- Aim of the exercise -
Look through the material and copy each line holding "erythropoietic".

────────

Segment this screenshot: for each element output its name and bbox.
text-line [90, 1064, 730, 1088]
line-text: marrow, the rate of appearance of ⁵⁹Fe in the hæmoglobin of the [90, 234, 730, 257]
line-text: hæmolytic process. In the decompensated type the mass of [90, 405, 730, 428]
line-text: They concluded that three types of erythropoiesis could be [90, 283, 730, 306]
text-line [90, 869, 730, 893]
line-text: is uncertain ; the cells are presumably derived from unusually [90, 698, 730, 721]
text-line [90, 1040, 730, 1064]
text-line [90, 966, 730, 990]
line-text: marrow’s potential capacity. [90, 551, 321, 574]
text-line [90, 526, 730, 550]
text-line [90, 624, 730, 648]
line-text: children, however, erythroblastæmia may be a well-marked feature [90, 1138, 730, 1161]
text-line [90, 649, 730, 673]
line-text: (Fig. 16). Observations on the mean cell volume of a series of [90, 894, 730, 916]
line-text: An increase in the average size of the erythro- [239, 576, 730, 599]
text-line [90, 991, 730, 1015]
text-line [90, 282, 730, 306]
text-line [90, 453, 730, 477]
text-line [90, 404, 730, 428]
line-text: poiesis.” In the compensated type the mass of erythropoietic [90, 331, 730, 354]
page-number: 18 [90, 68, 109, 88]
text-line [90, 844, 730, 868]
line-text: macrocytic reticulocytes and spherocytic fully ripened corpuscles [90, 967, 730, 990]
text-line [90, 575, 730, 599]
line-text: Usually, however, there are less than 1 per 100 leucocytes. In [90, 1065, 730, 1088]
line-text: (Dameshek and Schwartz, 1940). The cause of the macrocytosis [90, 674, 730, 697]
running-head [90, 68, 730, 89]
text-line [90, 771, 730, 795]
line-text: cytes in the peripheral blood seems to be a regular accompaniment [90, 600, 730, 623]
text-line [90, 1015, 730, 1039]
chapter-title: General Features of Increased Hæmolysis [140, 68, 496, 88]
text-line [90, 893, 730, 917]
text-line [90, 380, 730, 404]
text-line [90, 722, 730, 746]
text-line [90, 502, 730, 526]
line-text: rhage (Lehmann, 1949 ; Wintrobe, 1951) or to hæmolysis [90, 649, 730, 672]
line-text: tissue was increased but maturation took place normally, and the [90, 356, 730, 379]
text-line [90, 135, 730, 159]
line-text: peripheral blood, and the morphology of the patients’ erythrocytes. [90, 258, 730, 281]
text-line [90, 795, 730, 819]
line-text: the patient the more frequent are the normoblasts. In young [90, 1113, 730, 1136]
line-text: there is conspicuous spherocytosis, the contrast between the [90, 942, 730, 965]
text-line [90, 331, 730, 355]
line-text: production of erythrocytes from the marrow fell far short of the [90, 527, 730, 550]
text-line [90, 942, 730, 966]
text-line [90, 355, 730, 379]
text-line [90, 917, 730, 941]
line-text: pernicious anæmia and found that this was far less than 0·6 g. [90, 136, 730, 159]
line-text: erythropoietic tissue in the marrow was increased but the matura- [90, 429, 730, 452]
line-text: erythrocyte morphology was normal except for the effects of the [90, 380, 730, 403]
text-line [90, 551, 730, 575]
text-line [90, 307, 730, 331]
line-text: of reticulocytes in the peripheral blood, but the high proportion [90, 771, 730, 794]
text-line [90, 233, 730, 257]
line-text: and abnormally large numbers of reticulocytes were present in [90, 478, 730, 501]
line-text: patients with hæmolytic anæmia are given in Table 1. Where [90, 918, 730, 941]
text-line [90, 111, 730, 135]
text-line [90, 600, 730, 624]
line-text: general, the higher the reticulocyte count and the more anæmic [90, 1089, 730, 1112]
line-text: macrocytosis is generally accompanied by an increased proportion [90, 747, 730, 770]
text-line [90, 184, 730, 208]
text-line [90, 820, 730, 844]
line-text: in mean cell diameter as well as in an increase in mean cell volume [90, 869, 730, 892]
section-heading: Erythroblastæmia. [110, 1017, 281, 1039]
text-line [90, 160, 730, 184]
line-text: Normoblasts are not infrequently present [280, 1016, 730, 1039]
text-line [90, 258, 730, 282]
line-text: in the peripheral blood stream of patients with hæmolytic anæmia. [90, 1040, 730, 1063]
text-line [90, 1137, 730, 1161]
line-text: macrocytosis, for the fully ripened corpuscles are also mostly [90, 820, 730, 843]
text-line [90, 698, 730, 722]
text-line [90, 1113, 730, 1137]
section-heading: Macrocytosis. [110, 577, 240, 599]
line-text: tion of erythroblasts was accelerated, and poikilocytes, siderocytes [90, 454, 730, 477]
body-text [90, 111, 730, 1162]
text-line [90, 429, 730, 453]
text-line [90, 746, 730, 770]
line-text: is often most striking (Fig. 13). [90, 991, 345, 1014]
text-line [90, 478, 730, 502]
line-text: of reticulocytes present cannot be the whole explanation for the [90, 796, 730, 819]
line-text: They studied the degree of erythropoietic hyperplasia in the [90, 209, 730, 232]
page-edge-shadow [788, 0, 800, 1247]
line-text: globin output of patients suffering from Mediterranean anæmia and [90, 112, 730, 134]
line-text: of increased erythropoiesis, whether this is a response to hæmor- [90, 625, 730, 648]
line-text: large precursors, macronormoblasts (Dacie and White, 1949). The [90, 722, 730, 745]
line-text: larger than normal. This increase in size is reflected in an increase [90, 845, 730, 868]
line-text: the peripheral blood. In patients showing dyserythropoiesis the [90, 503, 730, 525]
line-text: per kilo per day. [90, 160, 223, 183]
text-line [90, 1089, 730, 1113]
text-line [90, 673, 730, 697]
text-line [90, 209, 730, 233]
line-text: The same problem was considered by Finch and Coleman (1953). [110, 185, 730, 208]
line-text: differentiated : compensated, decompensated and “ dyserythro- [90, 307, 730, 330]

────────

- Finished task -
line-text: poiesis.” In the compensated type the mass of erythropoietic [90, 331, 730, 354]
line-text: erythropoietic tissue in the marrow was increased but the matura- [90, 429, 730, 452]
line-text: They studied the degree of erythropoietic hyperplasia in the [90, 209, 730, 232]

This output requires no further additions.